* Records for processing:
________________

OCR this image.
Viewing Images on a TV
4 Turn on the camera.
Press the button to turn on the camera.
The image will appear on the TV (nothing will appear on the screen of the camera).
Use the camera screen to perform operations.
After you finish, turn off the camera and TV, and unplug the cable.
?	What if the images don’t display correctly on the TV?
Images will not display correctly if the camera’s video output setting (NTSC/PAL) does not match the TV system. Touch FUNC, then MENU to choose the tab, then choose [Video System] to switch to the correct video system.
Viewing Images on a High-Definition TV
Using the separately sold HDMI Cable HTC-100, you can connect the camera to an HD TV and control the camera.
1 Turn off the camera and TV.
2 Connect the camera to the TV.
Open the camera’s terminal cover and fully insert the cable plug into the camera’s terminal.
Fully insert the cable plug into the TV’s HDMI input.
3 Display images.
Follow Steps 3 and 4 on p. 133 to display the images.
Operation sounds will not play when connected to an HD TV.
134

________________

* Exercise prompt:
Reproduce each line from the records that contains the word "camera".

* Task solution:
4 Turn on the camera.
Press the button to turn on the camera.
The image will appear on the TV (nothing will appear on the screen of the camera).
Use the camera screen to perform operations.
After you finish, turn off the camera and TV, and unplug the cable.
Images will not display correctly if the camera’s video output setting (NTSC/PAL) does not match the TV system. Touch FUNC, then MENU to choose the tab, then choose [Video System] to switch to the correct video system.
Using the separately sold HDMI Cable HTC-100, you can connect the camera to an HD TV and control the camera.
1 Turn off the camera and TV.
2 Connect the camera to the TV.
Open the camera’s terminal cover and fully insert the cable plug into the camera’s terminal.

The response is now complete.